Copy every line of the material below, reproducing each one character for character with no changes.

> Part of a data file
________________

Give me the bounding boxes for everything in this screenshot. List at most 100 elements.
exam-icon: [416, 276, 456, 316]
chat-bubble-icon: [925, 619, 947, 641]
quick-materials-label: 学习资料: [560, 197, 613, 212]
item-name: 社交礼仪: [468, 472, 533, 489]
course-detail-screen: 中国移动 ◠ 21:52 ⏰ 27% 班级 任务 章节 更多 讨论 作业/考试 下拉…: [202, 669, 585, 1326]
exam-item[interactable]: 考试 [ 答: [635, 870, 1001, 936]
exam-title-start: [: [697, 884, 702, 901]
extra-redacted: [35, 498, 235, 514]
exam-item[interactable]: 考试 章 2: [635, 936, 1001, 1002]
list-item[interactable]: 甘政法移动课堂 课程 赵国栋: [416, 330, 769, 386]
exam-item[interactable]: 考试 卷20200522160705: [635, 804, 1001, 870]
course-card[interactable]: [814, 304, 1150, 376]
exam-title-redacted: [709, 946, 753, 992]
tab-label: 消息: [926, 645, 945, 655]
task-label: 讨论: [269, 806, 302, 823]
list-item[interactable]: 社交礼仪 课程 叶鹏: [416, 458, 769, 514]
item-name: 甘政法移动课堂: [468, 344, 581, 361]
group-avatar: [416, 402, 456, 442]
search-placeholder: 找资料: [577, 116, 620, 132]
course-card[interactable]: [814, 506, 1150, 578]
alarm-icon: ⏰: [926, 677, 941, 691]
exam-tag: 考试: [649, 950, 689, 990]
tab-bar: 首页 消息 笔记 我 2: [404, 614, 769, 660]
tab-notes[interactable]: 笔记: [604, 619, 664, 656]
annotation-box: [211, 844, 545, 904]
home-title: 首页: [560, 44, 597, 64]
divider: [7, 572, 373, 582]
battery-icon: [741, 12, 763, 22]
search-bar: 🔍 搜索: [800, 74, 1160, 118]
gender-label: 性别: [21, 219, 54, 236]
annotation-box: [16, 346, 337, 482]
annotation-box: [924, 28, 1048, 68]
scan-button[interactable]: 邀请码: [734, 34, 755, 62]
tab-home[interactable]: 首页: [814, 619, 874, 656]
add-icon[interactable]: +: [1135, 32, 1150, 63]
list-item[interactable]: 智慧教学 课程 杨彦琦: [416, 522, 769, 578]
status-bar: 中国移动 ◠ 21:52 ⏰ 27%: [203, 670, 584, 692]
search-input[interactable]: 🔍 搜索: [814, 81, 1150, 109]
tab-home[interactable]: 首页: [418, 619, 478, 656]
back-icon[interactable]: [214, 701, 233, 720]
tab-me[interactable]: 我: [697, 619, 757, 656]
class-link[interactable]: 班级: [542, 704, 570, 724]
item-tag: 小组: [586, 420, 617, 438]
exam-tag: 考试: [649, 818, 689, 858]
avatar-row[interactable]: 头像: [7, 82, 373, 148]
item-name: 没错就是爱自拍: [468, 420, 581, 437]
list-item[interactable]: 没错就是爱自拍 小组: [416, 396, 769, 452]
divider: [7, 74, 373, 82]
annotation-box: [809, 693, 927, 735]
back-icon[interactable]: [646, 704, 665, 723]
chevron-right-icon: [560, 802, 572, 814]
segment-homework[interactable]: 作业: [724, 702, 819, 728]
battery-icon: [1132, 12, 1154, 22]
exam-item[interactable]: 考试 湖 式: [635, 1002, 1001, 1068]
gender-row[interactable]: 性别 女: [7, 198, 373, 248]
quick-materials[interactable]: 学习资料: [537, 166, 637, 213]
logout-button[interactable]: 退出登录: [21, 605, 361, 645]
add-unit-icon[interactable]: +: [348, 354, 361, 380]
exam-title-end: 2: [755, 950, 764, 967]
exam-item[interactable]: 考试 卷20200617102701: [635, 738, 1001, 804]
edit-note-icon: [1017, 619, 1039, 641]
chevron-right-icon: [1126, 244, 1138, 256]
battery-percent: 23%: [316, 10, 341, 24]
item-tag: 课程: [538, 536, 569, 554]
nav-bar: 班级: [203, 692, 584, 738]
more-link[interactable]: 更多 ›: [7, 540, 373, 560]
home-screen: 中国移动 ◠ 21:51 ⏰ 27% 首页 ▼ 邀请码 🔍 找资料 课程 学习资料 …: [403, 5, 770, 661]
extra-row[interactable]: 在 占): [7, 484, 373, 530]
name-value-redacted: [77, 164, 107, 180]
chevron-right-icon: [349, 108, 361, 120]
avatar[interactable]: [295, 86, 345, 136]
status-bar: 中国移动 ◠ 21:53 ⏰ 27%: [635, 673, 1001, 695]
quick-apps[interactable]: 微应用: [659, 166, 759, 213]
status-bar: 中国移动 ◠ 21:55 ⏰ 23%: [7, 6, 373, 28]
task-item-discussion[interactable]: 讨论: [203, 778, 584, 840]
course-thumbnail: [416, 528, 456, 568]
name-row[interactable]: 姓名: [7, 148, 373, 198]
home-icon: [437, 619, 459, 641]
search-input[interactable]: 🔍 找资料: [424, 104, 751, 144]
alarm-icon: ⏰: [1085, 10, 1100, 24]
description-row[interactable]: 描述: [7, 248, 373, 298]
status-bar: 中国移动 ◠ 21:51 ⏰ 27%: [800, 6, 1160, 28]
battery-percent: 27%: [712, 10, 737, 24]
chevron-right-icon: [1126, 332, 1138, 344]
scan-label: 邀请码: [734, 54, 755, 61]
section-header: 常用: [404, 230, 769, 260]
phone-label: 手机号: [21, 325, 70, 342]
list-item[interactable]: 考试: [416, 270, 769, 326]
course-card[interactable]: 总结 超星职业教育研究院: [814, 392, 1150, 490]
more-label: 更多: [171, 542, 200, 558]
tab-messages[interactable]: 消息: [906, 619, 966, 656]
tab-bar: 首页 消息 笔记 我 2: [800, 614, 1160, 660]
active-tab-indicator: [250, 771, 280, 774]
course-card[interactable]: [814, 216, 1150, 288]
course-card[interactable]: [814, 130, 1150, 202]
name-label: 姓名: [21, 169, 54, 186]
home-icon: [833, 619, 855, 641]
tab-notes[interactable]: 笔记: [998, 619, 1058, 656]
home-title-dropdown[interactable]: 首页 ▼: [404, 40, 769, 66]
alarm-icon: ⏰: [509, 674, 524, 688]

________________

> Exercise answer
Give me the bounding boxes for everything in this screenshot. List at most 100 elements.
exam-icon: [416, 276, 456, 316]
chat-bubble-icon: [925, 619, 947, 641]
quick-materials-label: 学习资料: [560, 197, 613, 212]
item-name: 社交礼仪: [468, 472, 533, 489]
course-detail-screen: 中国移动 ◠ 21:52 ⏰ 27% 班级 任务 章节 更多 讨论 作业/考试 下拉…: [202, 669, 585, 1326]
exam-item[interactable]: 考试 [ 答: [635, 870, 1001, 936]
exam-title-start: [: [697, 884, 702, 901]
extra-redacted: [35, 498, 235, 514]
exam-item[interactable]: 考试 章 2: [635, 936, 1001, 1002]
list-item[interactable]: 甘政法移动课堂 课程 赵国栋: [416, 330, 769, 386]
exam-item[interactable]: 考试 卷20200522160705: [635, 804, 1001, 870]
course-card[interactable]: [814, 304, 1150, 376]
exam-title-redacted: [709, 946, 753, 992]
tab-label: 消息: [926, 645, 945, 655]
task-label: 讨论: [269, 806, 302, 823]
list-item[interactable]: 社交礼仪 课程 叶鹏: [416, 458, 769, 514]
item-name: 甘政法移动课堂: [468, 344, 581, 361]
group-avatar: [416, 402, 456, 442]
search-placeholder: 找资料: [577, 116, 620, 132]
course-card[interactable]: [814, 506, 1150, 578]
alarm-icon: ⏰: [926, 677, 941, 691]
exam-tag: 考试: [649, 950, 689, 990]
tab-bar: 首页 消息 笔记 我 2: [404, 614, 769, 660]
tab-notes[interactable]: 笔记: [604, 619, 664, 656]
annotation-box: [211, 844, 545, 904]
home-title: 首页: [560, 44, 597, 64]
divider: [7, 572, 373, 582]
battery-icon: [741, 12, 763, 22]
search-bar: 🔍 搜索: [800, 74, 1160, 118]
gender-label: 性别: [21, 219, 54, 236]
annotation-box: [16, 346, 337, 482]
annotation-box: [924, 28, 1048, 68]
scan-button[interactable]: 邀请码: [734, 34, 755, 62]
tab-home[interactable]: 首页: [814, 619, 874, 656]
add-icon[interactable]: +: [1135, 32, 1150, 63]
list-item[interactable]: 智慧教学 课程 杨彦琦: [416, 522, 769, 578]
status-bar: 中国移动 ◠ 21:52 ⏰ 27%: [203, 670, 584, 692]
search-input[interactable]: 🔍 搜索: [814, 81, 1150, 109]
tab-home[interactable]: 首页: [418, 619, 478, 656]
back-icon[interactable]: [214, 701, 233, 720]
tab-me[interactable]: 我: [697, 619, 757, 656]
class-link[interactable]: 班级: [542, 704, 570, 724]
item-tag: 小组: [586, 420, 617, 438]
exam-tag: 考试: [649, 818, 689, 858]
avatar-row[interactable]: 头像: [7, 82, 373, 148]
item-name: 没错就是爱自拍: [468, 420, 581, 437]
list-item[interactable]: 没错就是爱自拍 小组: [416, 396, 769, 452]
divider: [7, 74, 373, 82]
annotation-box: [809, 693, 927, 735]
back-icon[interactable]: [646, 704, 665, 723]
chevron-right-icon: [560, 802, 572, 814]
segment-homework[interactable]: 作业: [724, 702, 819, 728]
battery-icon: [1132, 12, 1154, 22]
exam-item[interactable]: 考试 湖 式: [635, 1002, 1001, 1068]
gender-row[interactable]: 性别 女: [7, 198, 373, 248]
quick-materials[interactable]: 学习资料: [537, 166, 637, 213]
logout-button[interactable]: 退出登录: [21, 605, 361, 645]
add-unit-icon[interactable]: +: [348, 354, 361, 380]
exam-title-end: 2: [755, 950, 764, 967]
exam-item[interactable]: 考试 卷20200617102701: [635, 738, 1001, 804]
edit-note-icon: [1017, 619, 1039, 641]
chevron-right-icon: [1126, 244, 1138, 256]
battery-percent: 23%: [316, 10, 341, 24]
item-tag: 课程: [538, 536, 569, 554]
nav-bar: 班级: [203, 692, 584, 738]
more-link[interactable]: 更多 ›: [7, 540, 373, 560]
home-screen: 中国移动 ◠ 21:51 ⏰ 27% 首页 ▼ 邀请码 🔍 找资料 课程 学习资料 …: [403, 5, 770, 661]
extra-row[interactable]: 在 占): [7, 484, 373, 530]
name-value-redacted: [77, 164, 107, 180]
chevron-right-icon: [349, 108, 361, 120]
avatar[interactable]: [295, 86, 345, 136]
status-bar: 中国移动 ◠ 21:53 ⏰ 27%: [635, 673, 1001, 695]
quick-apps[interactable]: 微应用: [659, 166, 759, 213]
status-bar: 中国移动 ◠ 21:55 ⏰ 23%: [7, 6, 373, 28]
task-item-discussion[interactable]: 讨论: [203, 778, 584, 840]
course-thumbnail: [416, 528, 456, 568]
name-row[interactable]: 姓名: [7, 148, 373, 198]
home-icon: [437, 619, 459, 641]
search-input[interactable]: 🔍 找资料: [424, 104, 751, 144]
alarm-icon: ⏰: [1085, 10, 1100, 24]
description-row[interactable]: 描述: [7, 248, 373, 298]
status-bar: 中国移动 ◠ 21:51 ⏰ 27%: [800, 6, 1160, 28]
battery-percent: 27%: [712, 10, 737, 24]
chevron-right-icon: [1126, 332, 1138, 344]
scan-label: 邀请码: [734, 54, 755, 61]
section-header: 常用: [404, 230, 769, 260]
phone-label: 手机号: [21, 325, 70, 342]
list-item[interactable]: 考试: [416, 270, 769, 326]
course-card[interactable]: 总结 超星职业教育研究院: [814, 392, 1150, 490]
more-label: 更多: [171, 542, 200, 558]
tab-messages[interactable]: 消息: [906, 619, 966, 656]
tab-bar: 首页 消息 笔记 我 2: [800, 614, 1160, 660]
active-tab-indicator: [250, 771, 280, 774]
course-card[interactable]: [814, 216, 1150, 288]
course-card[interactable]: [814, 130, 1150, 202]
name-label: 姓名: [21, 169, 54, 186]
home-icon: [833, 619, 855, 641]
tab-notes[interactable]: 笔记: [998, 619, 1058, 656]
home-title-dropdown[interactable]: 首页 ▼: [404, 40, 769, 66]
alarm-icon: ⏰: [509, 674, 524, 688]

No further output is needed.